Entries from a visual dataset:
[start]

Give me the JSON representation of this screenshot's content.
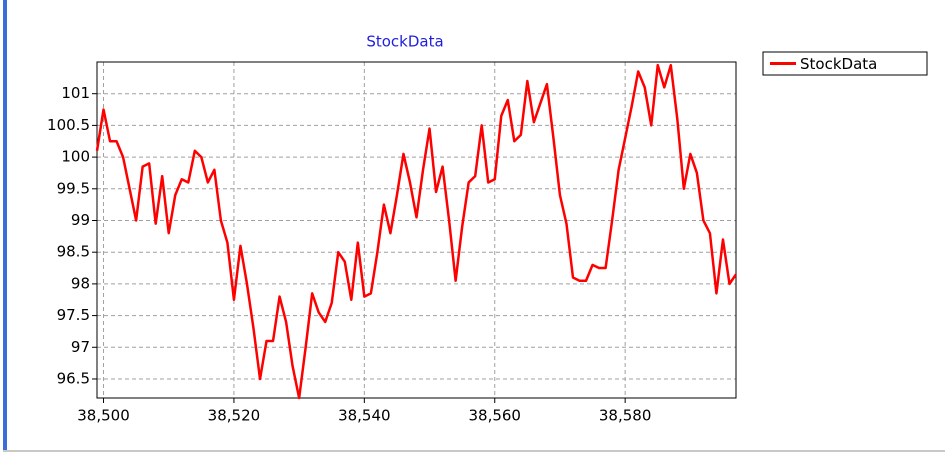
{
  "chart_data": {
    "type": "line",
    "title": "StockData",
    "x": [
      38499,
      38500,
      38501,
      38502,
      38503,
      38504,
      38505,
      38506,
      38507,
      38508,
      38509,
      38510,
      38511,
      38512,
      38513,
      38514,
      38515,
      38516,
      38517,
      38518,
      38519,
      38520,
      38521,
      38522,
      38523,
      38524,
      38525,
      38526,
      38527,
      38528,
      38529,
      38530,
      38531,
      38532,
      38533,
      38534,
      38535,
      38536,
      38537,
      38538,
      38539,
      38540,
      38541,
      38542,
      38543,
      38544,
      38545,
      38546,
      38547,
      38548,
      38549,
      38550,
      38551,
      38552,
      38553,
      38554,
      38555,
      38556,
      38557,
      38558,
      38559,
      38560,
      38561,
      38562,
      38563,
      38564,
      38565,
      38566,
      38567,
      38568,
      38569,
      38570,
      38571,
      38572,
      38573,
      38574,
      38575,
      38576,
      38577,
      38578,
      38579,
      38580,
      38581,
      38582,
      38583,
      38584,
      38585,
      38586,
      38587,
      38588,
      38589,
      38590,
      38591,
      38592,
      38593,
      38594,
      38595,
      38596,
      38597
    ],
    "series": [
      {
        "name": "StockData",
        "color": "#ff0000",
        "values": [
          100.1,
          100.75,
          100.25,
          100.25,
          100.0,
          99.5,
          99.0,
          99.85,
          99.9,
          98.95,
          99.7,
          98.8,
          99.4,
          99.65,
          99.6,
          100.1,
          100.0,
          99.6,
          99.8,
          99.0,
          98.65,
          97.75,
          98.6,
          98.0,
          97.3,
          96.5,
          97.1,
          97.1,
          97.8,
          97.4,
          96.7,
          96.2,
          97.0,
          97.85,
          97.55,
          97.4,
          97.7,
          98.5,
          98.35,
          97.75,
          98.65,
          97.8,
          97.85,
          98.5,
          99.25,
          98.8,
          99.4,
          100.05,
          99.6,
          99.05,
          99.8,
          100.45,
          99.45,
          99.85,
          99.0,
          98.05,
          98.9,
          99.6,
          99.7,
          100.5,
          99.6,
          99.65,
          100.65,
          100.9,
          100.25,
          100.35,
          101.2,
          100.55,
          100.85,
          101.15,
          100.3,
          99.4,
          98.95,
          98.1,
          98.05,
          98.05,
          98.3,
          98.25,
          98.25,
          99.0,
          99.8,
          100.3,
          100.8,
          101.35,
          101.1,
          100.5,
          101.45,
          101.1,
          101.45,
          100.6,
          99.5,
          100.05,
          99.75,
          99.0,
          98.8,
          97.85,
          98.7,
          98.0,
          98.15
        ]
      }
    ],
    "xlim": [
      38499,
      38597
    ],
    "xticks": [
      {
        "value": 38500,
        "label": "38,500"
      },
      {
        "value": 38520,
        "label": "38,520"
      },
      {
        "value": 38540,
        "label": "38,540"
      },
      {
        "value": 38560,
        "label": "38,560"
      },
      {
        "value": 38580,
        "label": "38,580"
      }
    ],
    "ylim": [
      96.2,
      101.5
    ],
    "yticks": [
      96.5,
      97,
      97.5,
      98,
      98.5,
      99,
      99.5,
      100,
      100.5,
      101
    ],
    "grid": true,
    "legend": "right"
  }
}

[end]
[start]

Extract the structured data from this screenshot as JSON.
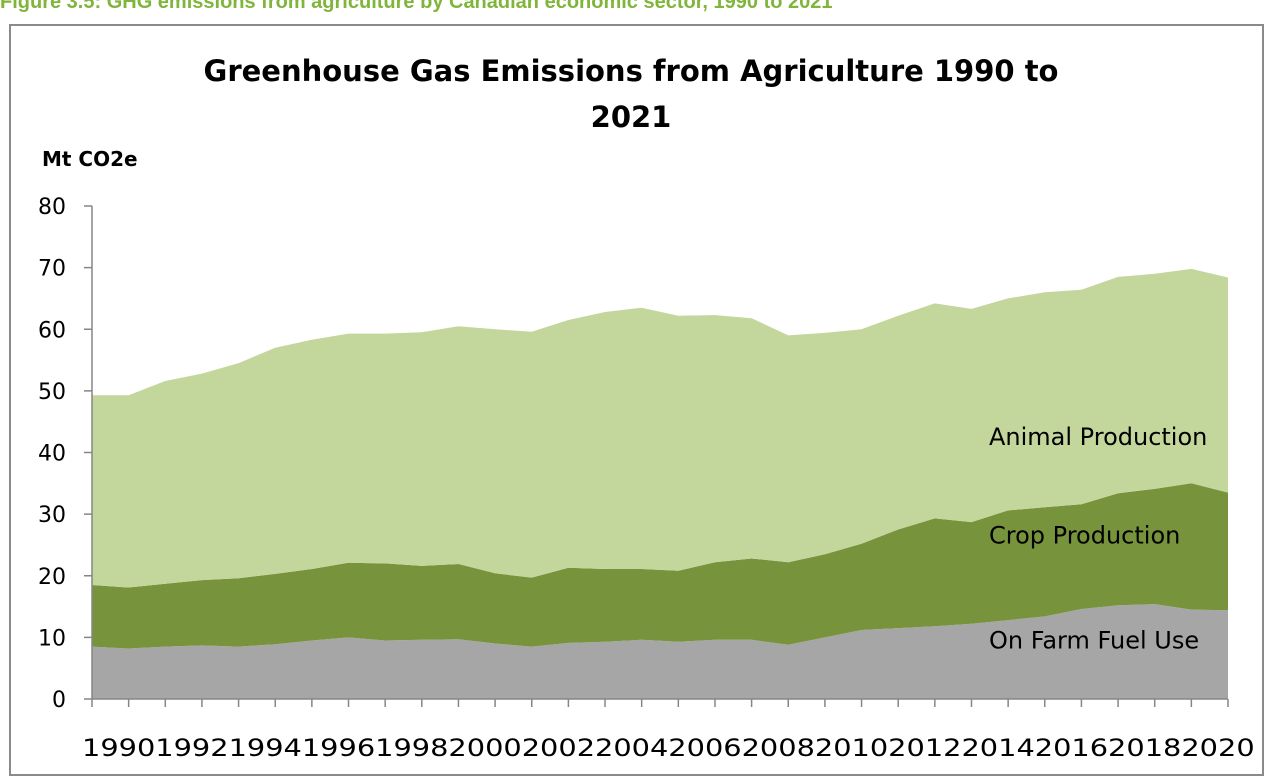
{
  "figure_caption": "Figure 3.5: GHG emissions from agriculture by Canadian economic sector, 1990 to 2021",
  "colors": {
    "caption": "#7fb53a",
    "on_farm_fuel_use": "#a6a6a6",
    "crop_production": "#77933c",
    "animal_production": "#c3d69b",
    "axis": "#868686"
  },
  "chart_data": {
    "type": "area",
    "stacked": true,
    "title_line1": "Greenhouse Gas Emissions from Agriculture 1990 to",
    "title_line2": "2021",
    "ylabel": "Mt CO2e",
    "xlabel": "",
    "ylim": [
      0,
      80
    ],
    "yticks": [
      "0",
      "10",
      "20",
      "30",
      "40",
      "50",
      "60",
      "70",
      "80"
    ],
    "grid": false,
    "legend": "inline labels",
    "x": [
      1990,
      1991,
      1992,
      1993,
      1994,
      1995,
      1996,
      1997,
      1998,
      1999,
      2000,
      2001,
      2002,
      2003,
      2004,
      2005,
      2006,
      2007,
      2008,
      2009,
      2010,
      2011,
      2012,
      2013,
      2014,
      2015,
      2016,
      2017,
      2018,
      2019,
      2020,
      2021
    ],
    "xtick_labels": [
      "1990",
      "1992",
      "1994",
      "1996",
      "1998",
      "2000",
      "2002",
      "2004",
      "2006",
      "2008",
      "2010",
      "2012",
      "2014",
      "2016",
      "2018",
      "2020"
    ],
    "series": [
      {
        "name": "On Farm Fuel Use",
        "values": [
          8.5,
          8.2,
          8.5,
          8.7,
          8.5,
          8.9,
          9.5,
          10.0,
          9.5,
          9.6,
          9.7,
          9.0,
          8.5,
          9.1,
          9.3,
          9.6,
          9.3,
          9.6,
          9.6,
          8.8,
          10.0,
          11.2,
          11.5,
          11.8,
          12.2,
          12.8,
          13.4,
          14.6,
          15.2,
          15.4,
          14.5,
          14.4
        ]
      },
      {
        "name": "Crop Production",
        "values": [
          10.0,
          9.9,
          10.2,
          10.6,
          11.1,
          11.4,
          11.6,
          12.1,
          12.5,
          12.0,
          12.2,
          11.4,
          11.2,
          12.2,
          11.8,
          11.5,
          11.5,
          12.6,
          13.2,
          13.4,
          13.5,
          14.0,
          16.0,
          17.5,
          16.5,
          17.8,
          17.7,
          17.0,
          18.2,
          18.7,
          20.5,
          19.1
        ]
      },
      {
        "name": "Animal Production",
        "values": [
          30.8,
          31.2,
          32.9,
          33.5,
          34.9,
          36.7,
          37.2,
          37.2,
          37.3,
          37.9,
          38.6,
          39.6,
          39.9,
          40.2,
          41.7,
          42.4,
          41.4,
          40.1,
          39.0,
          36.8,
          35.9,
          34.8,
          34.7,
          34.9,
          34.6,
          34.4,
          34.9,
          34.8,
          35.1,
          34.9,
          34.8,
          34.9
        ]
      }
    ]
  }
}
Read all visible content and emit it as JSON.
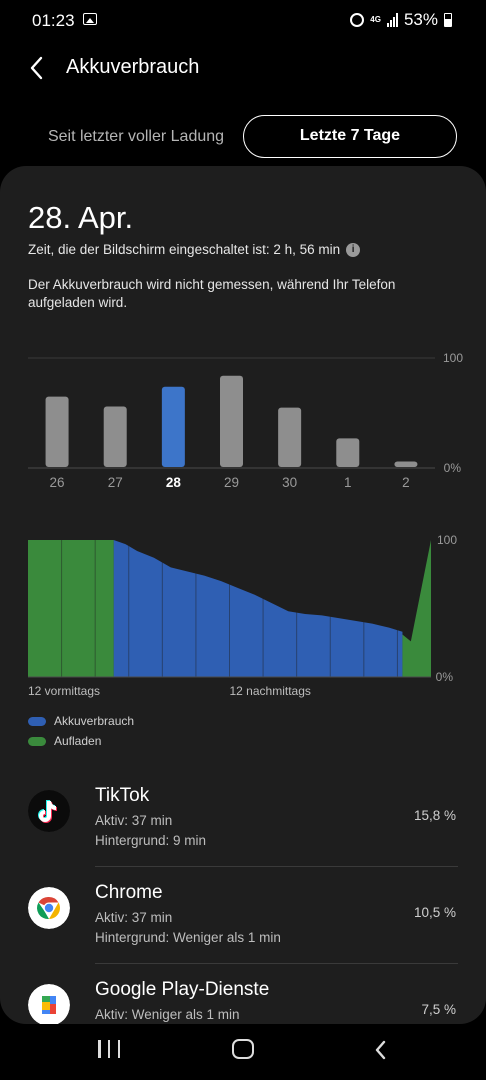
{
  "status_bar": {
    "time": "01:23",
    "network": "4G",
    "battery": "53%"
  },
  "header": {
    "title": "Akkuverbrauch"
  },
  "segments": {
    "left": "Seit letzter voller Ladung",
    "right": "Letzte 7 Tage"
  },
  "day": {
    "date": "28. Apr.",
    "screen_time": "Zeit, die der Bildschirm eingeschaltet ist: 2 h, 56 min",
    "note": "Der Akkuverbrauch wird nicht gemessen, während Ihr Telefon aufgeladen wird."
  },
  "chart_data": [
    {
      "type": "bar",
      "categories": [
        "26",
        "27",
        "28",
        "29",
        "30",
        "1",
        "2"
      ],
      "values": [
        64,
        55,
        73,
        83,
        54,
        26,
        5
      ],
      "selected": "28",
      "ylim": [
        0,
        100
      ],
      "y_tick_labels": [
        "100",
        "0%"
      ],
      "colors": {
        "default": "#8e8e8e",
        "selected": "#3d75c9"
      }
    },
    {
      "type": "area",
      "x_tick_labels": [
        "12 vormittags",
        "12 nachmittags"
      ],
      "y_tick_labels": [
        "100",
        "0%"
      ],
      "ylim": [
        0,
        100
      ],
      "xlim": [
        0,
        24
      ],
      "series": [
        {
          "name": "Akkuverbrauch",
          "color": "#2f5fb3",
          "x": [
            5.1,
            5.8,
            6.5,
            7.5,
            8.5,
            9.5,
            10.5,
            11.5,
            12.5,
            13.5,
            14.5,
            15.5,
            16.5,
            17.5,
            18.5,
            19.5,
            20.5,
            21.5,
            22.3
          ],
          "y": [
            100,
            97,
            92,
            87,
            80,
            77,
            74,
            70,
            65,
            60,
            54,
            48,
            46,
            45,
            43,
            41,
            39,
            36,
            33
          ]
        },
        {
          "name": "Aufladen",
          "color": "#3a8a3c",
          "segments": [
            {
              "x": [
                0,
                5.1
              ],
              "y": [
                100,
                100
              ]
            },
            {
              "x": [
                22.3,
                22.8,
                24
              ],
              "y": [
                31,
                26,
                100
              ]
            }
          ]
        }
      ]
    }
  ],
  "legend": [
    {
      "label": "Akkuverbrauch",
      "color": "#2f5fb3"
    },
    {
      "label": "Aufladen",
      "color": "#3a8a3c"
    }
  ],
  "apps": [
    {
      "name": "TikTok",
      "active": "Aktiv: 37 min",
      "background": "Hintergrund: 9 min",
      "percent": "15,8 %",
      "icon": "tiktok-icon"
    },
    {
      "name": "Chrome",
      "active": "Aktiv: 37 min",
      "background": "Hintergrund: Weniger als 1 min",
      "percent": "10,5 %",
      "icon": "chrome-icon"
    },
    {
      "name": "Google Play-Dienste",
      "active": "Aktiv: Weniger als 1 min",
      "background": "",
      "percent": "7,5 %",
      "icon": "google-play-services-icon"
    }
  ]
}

[end]

SHORT PROBLEM: Find the lines that include the string "Hintergrund", then copy each of them.

FULL ANSWER:
      "background": "Hintergrund: 9 min",
      "background": "Hintergrund: Weniger als 1 min",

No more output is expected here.